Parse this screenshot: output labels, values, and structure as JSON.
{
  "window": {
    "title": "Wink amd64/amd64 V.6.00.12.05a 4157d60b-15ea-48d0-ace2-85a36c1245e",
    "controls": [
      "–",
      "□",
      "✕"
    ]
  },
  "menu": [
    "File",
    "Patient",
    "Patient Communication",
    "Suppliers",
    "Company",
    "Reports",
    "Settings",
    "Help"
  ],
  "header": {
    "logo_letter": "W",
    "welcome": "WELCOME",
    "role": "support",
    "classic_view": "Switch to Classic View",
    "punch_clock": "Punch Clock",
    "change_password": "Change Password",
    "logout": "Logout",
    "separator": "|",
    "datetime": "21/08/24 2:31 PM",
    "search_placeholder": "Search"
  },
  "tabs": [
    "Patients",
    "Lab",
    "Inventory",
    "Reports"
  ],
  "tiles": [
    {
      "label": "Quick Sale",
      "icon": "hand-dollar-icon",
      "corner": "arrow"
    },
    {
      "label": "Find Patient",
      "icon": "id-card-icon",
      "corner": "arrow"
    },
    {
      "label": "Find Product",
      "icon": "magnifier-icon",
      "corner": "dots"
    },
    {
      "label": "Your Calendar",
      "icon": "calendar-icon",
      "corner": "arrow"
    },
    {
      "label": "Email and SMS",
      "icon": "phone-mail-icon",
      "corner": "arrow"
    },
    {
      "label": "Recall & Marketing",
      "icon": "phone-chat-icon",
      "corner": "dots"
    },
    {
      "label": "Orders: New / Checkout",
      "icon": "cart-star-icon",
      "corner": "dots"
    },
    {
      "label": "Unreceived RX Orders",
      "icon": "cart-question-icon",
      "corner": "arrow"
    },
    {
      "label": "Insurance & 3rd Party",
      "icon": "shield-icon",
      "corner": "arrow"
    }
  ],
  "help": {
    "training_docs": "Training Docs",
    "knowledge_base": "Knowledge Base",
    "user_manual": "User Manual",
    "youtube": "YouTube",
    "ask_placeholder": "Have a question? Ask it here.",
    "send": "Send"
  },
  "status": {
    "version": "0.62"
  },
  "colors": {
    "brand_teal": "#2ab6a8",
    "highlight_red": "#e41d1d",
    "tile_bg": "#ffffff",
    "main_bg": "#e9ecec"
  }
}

— Exercise details —
Show every line of the material that includes the string "cart".

— Response below —
      "icon": "cart-star-icon",
      "icon": "cart-question-icon",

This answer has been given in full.